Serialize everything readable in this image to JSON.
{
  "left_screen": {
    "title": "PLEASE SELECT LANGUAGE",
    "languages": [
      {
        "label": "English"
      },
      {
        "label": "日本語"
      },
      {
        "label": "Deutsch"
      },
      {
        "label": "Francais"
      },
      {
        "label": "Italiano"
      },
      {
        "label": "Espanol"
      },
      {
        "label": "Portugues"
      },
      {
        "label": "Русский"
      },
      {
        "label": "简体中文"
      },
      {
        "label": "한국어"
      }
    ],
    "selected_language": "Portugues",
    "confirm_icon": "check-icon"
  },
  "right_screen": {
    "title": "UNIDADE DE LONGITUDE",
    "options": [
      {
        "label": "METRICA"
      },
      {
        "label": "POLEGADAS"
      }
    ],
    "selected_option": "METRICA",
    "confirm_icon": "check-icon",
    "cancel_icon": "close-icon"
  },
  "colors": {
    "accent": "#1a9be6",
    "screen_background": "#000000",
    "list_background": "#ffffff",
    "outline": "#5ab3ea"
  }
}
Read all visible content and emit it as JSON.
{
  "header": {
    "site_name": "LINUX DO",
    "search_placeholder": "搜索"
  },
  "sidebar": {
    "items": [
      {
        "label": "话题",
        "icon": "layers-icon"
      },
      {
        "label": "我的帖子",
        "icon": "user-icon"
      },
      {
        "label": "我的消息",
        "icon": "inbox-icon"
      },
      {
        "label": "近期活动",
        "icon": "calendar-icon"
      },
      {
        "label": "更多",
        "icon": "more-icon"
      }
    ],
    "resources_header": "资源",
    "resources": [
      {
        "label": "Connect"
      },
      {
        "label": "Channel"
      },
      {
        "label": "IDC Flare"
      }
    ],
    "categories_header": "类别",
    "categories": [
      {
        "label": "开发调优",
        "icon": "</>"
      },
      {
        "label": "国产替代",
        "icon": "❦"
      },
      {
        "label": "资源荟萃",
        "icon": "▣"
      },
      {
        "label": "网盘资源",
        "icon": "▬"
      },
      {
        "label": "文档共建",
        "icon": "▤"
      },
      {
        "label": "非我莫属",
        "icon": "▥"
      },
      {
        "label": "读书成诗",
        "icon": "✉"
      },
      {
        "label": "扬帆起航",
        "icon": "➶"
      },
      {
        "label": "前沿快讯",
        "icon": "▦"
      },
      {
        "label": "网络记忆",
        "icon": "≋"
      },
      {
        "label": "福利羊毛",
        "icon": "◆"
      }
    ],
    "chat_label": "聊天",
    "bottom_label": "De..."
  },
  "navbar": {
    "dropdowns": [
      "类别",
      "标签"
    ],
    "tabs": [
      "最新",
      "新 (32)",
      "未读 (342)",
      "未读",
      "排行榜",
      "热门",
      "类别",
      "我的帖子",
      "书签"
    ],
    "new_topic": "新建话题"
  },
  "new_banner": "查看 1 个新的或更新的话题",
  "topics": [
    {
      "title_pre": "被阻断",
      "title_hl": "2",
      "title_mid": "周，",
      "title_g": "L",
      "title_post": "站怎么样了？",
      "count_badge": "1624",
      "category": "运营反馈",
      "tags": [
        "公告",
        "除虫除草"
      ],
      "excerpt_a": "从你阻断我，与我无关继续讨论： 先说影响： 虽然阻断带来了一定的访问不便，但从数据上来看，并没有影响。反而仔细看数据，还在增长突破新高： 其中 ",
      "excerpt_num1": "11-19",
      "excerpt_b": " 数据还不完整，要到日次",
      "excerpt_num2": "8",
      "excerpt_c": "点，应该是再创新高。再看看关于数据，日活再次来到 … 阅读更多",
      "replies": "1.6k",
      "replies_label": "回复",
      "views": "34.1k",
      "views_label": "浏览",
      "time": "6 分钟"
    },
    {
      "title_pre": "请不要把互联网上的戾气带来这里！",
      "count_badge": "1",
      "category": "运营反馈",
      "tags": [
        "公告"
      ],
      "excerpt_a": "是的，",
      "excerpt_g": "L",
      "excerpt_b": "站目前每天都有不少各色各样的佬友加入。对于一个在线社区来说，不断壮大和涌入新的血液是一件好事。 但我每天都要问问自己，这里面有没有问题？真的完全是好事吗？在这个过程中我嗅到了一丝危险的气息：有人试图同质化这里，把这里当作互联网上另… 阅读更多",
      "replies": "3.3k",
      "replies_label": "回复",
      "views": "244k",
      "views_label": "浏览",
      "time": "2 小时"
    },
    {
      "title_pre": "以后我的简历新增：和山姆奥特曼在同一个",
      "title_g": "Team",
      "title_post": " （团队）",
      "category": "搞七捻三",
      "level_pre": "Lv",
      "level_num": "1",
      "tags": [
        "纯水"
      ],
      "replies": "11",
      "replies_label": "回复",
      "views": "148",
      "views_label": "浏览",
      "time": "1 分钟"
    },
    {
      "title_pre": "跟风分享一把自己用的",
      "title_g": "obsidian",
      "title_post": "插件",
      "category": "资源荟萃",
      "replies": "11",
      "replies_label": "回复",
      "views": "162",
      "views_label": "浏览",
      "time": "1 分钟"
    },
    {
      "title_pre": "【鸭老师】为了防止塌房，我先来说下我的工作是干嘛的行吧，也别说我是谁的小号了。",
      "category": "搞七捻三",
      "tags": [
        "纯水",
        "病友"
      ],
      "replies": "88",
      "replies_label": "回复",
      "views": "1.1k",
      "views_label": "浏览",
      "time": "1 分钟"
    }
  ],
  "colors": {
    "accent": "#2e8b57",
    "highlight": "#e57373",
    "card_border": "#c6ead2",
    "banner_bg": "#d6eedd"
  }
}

◆ What you are asked to do
Please reproduce all of the entries exactly as they stand.

◆ Task response
Serialize everything readable in this image to JSON.
{
  "left_screen": {
    "title": "PLEASE SELECT LANGUAGE",
    "languages": [
      {
        "label": "English"
      },
      {
        "label": "日本語"
      },
      {
        "label": "Deutsch"
      },
      {
        "label": "Francais"
      },
      {
        "label": "Italiano"
      },
      {
        "label": "Espanol"
      },
      {
        "label": "Portugues"
      },
      {
        "label": "Русский"
      },
      {
        "label": "简体中文"
      },
      {
        "label": "한국어"
      }
    ],
    "selected_language": "Portugues",
    "confirm_icon": "check-icon"
  },
  "right_screen": {
    "title": "UNIDADE DE LONGITUDE",
    "options": [
      {
        "label": "METRICA"
      },
      {
        "label": "POLEGADAS"
      }
    ],
    "selected_option": "METRICA",
    "confirm_icon": "check-icon",
    "cancel_icon": "close-icon"
  },
  "colors": {
    "accent": "#1a9be6",
    "screen_background": "#000000",
    "list_background": "#ffffff",
    "outline": "#5ab3ea"
  }
}
Read all visible content and emit it as JSON.
{
  "header": {
    "site_name": "LINUX DO",
    "search_placeholder": "搜索"
  },
  "sidebar": {
    "items": [
      {
        "label": "话题",
        "icon": "layers-icon"
      },
      {
        "label": "我的帖子",
        "icon": "user-icon"
      },
      {
        "label": "我的消息",
        "icon": "inbox-icon"
      },
      {
        "label": "近期活动",
        "icon": "calendar-icon"
      },
      {
        "label": "更多",
        "icon": "more-icon"
      }
    ],
    "resources_header": "资源",
    "resources": [
      {
        "label": "Connect"
      },
      {
        "label": "Channel"
      },
      {
        "label": "IDC Flare"
      }
    ],
    "categories_header": "类别",
    "categories": [
      {
        "label": "开发调优",
        "icon": "</>"
      },
      {
        "label": "国产替代",
        "icon": "❦"
      },
      {
        "label": "资源荟萃",
        "icon": "▣"
      },
      {
        "label": "网盘资源",
        "icon": "▬"
      },
      {
        "label": "文档共建",
        "icon": "▤"
      },
      {
        "label": "非我莫属",
        "icon": "▥"
      },
      {
        "label": "读书成诗",
        "icon": "✉"
      },
      {
        "label": "扬帆起航",
        "icon": "➶"
      },
      {
        "label": "前沿快讯",
        "icon": "▦"
      },
      {
        "label": "网络记忆",
        "icon": "≋"
      },
      {
        "label": "福利羊毛",
        "icon": "◆"
      }
    ],
    "chat_label": "聊天",
    "bottom_label": "De..."
  },
  "navbar": {
    "dropdowns": [
      "类别",
      "标签"
    ],
    "tabs": [
      "最新",
      "新 (32)",
      "未读 (342)",
      "未读",
      "排行榜",
      "热门",
      "类别",
      "我的帖子",
      "书签"
    ],
    "new_topic": "新建话题"
  },
  "new_banner": "查看 1 个新的或更新的话题",
  "topics": [
    {
      "title_pre": "被阻断",
      "title_hl": "2",
      "title_mid": "周，",
      "title_g": "L",
      "title_post": "站怎么样了？",
      "count_badge": "1624",
      "category": "运营反馈",
      "tags": [
        "公告",
        "除虫除草"
      ],
      "excerpt_a": "从你阻断我，与我无关继续讨论： 先说影响： 虽然阻断带来了一定的访问不便，但从数据上来看，并没有影响。反而仔细看数据，还在增长突破新高： 其中 ",
      "excerpt_num1": "11-19",
      "excerpt_b": " 数据还不完整，要到日次",
      "excerpt_num2": "8",
      "excerpt_c": "点，应该是再创新高。再看看关于数据，日活再次来到 … 阅读更多",
      "replies": "1.6k",
      "replies_label": "回复",
      "views": "34.1k",
      "views_label": "浏览",
      "time": "6 分钟"
    },
    {
      "title_pre": "请不要把互联网上的戾气带来这里！",
      "count_badge": "1",
      "category": "运营反馈",
      "tags": [
        "公告"
      ],
      "excerpt_a": "是的，",
      "excerpt_g": "L",
      "excerpt_b": "站目前每天都有不少各色各样的佬友加入。对于一个在线社区来说，不断壮大和涌入新的血液是一件好事。 但我每天都要问问自己，这里面有没有问题？真的完全是好事吗？在这个过程中我嗅到了一丝危险的气息：有人试图同质化这里，把这里当作互联网上另… 阅读更多",
      "replies": "3.3k",
      "replies_label": "回复",
      "views": "244k",
      "views_label": "浏览",
      "time": "2 小时"
    },
    {
      "title_pre": "以后我的简历新增：和山姆奥特曼在同一个",
      "title_g": "Team",
      "title_post": " （团队）",
      "category": "搞七捻三",
      "level_pre": "Lv",
      "level_num": "1",
      "tags": [
        "纯水"
      ],
      "replies": "11",
      "replies_label": "回复",
      "views": "148",
      "views_label": "浏览",
      "time": "1 分钟"
    },
    {
      "title_pre": "跟风分享一把自己用的",
      "title_g": "obsidian",
      "title_post": "插件",
      "category": "资源荟萃",
      "replies": "11",
      "replies_label": "回复",
      "views": "162",
      "views_label": "浏览",
      "time": "1 分钟"
    },
    {
      "title_pre": "【鸭老师】为了防止塌房，我先来说下我的工作是干嘛的行吧，也别说我是谁的小号了。",
      "category": "搞七捻三",
      "tags": [
        "纯水",
        "病友"
      ],
      "replies": "88",
      "replies_label": "回复",
      "views": "1.1k",
      "views_label": "浏览",
      "time": "1 分钟"
    }
  ],
  "colors": {
    "accent": "#2e8b57",
    "highlight": "#e57373",
    "card_border": "#c6ead2",
    "banner_bg": "#d6eedd"
  }
}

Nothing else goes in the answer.